* **Excerpts from a dataset**
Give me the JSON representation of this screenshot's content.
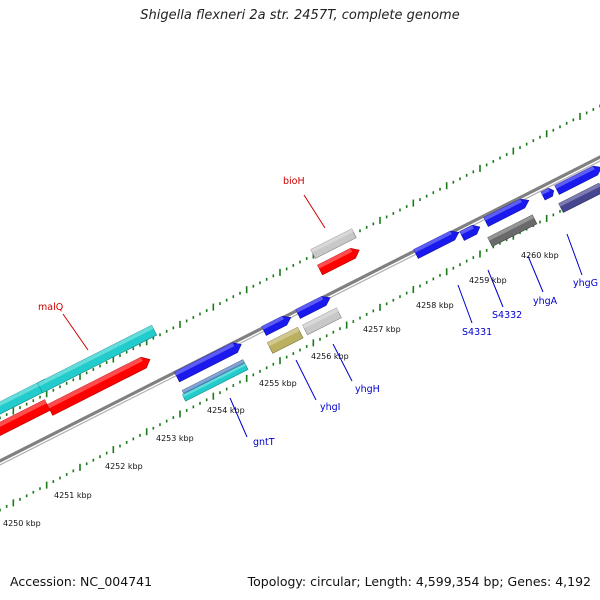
{
  "title": "Shigella flexneri 2a str. 2457T, complete genome",
  "footer": {
    "accession": "Accession: NC_004741",
    "summary": "Topology: circular; Length: 4,599,354 bp; Genes: 4,192"
  },
  "scale_ticks": [
    "4250 kbp",
    "4251 kbp",
    "4252 kbp",
    "4253 kbp",
    "4254 kbp",
    "4255 kbp",
    "4256 kbp",
    "4257 kbp",
    "4258 kbp",
    "4259 kbp",
    "4260 kbp"
  ],
  "gene_labels": [
    {
      "name": "malQ",
      "color": "#cc0000"
    },
    {
      "name": "bioH",
      "color": "#cc0000"
    },
    {
      "name": "gntT",
      "color": "#0000cc"
    },
    {
      "name": "yhgI",
      "color": "#0000cc"
    },
    {
      "name": "yhgH",
      "color": "#0000cc"
    },
    {
      "name": "S4331",
      "color": "#0000cc"
    },
    {
      "name": "S4332",
      "color": "#0000cc"
    },
    {
      "name": "yhgA",
      "color": "#0000cc"
    },
    {
      "name": "yhgG",
      "color": "#0000cc"
    }
  ],
  "colors": {
    "backbone": "#808080",
    "tick": "#1a7a1a",
    "red": "#ff0000",
    "cyan": "#22cccc",
    "blue": "#1a1aee",
    "gray": "#c8c8c8",
    "darkgray": "#6a6a6a",
    "olive": "#bbb060",
    "steel": "#5080c0",
    "navy": "#454590"
  }
}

* **Problem to work on**
Excluding all pictures, reproduce the records exactly as they appear above.

* **Solution to this problem**
Give me the JSON representation of this screenshot's content.
{
  "title": "Shigella flexneri 2a str. 2457T, complete genome",
  "footer": {
    "accession": "Accession: NC_004741",
    "summary": "Topology: circular; Length: 4,599,354 bp; Genes: 4,192"
  },
  "scale_ticks": [
    "4250 kbp",
    "4251 kbp",
    "4252 kbp",
    "4253 kbp",
    "4254 kbp",
    "4255 kbp",
    "4256 kbp",
    "4257 kbp",
    "4258 kbp",
    "4259 kbp",
    "4260 kbp"
  ],
  "gene_labels": [
    {
      "name": "malQ",
      "color": "#cc0000"
    },
    {
      "name": "bioH",
      "color": "#cc0000"
    },
    {
      "name": "gntT",
      "color": "#0000cc"
    },
    {
      "name": "yhgI",
      "color": "#0000cc"
    },
    {
      "name": "yhgH",
      "color": "#0000cc"
    },
    {
      "name": "S4331",
      "color": "#0000cc"
    },
    {
      "name": "S4332",
      "color": "#0000cc"
    },
    {
      "name": "yhgA",
      "color": "#0000cc"
    },
    {
      "name": "yhgG",
      "color": "#0000cc"
    }
  ],
  "colors": {
    "backbone": "#808080",
    "tick": "#1a7a1a",
    "red": "#ff0000",
    "cyan": "#22cccc",
    "blue": "#1a1aee",
    "gray": "#c8c8c8",
    "darkgray": "#6a6a6a",
    "olive": "#bbb060",
    "steel": "#5080c0",
    "navy": "#454590"
  }
}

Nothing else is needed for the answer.